### Exercise:
How many lines in the records below contain the word "this"? Give only the number.
** Begin Exercise materials **
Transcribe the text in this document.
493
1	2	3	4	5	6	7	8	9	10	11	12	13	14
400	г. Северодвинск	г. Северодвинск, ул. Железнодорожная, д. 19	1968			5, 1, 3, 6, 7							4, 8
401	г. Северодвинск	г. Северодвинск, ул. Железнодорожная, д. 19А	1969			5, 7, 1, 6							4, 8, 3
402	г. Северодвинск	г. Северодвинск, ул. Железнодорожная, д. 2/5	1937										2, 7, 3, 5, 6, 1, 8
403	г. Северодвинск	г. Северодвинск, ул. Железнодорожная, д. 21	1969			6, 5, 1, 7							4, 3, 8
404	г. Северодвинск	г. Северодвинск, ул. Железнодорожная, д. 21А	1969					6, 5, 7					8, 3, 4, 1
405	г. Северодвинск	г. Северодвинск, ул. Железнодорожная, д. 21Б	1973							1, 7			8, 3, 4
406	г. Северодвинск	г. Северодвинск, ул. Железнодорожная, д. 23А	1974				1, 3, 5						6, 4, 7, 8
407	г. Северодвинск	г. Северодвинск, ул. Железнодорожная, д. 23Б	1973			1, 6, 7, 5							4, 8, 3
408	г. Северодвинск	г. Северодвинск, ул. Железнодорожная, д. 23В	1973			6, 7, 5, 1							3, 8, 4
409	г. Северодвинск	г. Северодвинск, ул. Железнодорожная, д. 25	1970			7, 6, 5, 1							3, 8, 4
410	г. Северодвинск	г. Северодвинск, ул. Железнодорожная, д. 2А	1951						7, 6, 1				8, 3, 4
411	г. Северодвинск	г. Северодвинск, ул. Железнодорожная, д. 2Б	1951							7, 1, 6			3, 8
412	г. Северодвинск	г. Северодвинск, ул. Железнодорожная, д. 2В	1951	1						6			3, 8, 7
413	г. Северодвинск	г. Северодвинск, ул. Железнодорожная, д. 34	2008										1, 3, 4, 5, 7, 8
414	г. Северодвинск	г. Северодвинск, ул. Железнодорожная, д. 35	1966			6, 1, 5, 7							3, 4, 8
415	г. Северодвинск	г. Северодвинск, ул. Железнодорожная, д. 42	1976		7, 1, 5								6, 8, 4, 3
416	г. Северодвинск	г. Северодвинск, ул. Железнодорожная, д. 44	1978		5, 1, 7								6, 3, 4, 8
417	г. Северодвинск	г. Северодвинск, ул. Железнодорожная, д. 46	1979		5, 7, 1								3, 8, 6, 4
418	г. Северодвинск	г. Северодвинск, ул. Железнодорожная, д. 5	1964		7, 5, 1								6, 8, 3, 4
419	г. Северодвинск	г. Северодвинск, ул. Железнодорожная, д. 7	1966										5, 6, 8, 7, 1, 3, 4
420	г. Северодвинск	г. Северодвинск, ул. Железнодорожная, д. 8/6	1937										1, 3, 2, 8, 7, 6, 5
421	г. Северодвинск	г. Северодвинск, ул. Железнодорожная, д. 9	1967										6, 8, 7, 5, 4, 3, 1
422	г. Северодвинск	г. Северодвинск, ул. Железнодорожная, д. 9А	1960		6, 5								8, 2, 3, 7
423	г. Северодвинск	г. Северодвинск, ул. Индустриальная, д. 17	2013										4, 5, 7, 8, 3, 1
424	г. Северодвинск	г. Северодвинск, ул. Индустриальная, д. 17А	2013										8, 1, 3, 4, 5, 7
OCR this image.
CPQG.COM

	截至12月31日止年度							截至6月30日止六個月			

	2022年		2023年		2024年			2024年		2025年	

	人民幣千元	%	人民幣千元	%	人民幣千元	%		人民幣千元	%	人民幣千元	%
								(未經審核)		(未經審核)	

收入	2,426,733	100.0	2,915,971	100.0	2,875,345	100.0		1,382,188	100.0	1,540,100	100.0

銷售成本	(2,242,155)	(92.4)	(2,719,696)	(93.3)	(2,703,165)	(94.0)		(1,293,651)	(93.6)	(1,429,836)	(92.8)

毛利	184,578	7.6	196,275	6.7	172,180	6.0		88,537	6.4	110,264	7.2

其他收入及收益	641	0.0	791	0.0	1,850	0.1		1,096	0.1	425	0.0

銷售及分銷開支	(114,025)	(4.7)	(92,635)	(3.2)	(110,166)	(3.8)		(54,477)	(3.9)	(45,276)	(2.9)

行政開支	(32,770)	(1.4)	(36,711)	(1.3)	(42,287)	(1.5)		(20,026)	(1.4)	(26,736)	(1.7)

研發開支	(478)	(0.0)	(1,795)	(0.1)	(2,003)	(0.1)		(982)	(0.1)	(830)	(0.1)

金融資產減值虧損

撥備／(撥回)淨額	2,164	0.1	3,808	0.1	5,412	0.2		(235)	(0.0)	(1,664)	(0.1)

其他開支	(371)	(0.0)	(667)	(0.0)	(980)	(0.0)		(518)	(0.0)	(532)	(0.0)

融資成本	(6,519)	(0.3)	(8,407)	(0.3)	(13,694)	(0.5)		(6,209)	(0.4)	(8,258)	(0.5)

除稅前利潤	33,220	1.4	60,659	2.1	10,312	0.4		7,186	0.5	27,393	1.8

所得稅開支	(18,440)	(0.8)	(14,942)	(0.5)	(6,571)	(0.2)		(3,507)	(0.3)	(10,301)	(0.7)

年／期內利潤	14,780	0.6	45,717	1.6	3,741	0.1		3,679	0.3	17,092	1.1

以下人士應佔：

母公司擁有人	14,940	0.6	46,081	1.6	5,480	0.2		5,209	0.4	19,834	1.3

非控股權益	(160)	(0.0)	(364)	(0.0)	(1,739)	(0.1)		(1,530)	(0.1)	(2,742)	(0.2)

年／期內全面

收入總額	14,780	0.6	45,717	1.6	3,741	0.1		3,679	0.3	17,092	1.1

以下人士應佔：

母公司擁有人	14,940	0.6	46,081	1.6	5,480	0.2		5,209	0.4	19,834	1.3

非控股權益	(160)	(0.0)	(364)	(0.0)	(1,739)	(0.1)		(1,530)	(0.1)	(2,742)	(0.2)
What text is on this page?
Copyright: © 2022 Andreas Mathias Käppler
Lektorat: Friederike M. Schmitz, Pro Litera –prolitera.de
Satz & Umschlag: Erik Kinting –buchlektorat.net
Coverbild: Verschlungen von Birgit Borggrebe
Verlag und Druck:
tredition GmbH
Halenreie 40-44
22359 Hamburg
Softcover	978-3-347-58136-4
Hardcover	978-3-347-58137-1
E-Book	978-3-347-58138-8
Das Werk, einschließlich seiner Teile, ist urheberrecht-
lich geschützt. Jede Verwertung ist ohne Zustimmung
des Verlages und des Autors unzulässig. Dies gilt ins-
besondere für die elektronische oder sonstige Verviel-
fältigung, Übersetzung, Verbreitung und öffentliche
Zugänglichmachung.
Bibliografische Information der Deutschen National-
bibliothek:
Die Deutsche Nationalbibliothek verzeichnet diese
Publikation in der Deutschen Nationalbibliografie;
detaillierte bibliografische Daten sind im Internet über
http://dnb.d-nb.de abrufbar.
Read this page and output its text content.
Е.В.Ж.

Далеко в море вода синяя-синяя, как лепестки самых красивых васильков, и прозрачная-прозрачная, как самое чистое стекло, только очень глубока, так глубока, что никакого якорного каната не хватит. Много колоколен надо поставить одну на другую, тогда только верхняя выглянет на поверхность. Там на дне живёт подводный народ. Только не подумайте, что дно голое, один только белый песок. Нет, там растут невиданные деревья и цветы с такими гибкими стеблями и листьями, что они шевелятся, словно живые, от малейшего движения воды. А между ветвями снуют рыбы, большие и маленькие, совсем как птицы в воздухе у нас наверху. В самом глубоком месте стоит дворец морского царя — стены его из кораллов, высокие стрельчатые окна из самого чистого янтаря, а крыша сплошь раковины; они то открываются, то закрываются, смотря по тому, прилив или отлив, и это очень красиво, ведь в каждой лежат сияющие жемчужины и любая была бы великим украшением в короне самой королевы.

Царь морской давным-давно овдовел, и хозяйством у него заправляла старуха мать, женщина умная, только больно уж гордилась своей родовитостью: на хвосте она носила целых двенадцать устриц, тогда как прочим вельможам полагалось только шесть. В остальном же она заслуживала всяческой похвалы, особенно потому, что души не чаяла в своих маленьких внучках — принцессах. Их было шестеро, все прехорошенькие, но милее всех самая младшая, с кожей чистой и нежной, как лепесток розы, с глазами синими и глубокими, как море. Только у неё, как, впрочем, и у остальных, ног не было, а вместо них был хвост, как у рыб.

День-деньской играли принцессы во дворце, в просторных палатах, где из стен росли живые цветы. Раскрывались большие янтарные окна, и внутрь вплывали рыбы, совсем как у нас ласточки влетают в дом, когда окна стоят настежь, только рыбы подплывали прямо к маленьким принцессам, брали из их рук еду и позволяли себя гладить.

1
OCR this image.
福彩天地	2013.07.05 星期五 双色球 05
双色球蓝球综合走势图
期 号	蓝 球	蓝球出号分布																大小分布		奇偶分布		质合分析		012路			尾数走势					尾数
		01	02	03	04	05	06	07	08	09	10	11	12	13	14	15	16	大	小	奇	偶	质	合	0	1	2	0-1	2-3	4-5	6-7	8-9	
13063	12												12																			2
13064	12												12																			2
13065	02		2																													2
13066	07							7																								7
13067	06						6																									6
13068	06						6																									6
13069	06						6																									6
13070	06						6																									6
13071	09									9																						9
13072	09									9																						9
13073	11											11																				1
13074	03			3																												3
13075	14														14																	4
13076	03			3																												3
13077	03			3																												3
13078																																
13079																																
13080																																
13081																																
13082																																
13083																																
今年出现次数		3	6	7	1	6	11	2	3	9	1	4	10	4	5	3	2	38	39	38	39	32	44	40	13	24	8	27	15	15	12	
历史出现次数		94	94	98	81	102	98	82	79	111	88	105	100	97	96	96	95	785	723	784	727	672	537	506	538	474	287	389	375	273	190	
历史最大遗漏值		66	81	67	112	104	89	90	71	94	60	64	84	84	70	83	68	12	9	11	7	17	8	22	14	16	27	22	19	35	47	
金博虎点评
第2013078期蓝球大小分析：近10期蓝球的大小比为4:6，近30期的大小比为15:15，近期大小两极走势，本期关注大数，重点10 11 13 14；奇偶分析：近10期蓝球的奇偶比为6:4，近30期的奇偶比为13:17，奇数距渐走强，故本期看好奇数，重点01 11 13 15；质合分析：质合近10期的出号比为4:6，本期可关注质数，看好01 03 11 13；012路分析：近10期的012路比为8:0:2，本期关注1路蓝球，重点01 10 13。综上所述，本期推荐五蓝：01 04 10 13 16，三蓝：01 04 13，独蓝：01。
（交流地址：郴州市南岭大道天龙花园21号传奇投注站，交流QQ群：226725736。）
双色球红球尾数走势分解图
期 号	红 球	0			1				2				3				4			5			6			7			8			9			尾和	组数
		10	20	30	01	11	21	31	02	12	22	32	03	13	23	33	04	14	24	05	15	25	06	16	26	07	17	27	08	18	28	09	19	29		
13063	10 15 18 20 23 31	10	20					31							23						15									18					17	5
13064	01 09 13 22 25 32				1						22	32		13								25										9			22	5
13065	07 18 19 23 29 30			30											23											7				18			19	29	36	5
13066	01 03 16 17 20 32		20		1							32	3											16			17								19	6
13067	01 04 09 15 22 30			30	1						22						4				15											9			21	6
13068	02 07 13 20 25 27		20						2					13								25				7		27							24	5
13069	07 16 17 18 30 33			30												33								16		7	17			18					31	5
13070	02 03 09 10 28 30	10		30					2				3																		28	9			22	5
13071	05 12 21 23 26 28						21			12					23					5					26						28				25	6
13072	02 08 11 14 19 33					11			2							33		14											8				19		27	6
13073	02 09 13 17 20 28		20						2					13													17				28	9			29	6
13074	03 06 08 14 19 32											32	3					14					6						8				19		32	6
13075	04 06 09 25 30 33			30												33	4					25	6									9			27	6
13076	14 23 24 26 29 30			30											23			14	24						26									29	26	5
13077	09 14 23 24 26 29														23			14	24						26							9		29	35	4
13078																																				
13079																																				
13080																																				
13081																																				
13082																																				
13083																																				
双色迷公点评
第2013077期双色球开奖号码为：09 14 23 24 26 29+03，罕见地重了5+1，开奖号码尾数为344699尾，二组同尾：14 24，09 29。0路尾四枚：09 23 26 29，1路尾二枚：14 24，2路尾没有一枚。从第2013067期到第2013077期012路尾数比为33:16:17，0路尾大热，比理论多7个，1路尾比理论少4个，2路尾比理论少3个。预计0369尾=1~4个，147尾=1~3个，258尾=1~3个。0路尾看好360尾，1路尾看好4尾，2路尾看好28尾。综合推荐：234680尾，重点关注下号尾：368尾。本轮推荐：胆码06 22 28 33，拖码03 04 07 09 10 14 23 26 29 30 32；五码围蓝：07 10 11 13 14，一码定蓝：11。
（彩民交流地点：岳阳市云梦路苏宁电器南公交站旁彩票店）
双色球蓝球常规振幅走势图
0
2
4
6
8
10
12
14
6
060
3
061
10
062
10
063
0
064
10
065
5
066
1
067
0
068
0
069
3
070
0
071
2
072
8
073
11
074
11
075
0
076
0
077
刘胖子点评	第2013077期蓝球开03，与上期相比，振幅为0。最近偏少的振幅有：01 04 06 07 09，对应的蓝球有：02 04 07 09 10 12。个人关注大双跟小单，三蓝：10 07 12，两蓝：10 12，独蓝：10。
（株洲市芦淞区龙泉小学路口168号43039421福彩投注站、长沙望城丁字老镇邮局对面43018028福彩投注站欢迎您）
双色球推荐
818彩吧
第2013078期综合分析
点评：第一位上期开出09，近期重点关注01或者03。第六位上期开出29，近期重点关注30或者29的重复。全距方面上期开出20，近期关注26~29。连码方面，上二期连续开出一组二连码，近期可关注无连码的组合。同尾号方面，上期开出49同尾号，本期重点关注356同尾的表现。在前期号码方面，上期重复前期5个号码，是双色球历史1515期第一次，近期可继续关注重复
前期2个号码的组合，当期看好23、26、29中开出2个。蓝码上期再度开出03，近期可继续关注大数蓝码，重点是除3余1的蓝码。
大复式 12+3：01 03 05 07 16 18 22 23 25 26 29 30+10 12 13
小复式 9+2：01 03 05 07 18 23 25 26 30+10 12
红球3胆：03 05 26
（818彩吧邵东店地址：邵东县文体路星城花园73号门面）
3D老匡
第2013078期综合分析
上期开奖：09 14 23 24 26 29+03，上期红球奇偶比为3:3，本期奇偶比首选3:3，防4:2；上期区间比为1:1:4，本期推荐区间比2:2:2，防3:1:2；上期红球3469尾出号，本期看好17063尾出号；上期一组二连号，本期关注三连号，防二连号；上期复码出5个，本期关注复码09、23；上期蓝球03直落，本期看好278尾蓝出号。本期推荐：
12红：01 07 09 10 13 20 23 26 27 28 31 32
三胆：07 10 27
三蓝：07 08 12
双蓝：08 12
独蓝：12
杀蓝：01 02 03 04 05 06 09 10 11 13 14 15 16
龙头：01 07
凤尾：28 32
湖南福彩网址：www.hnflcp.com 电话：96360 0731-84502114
** End Exercise materials **
### Response to the exercise:
5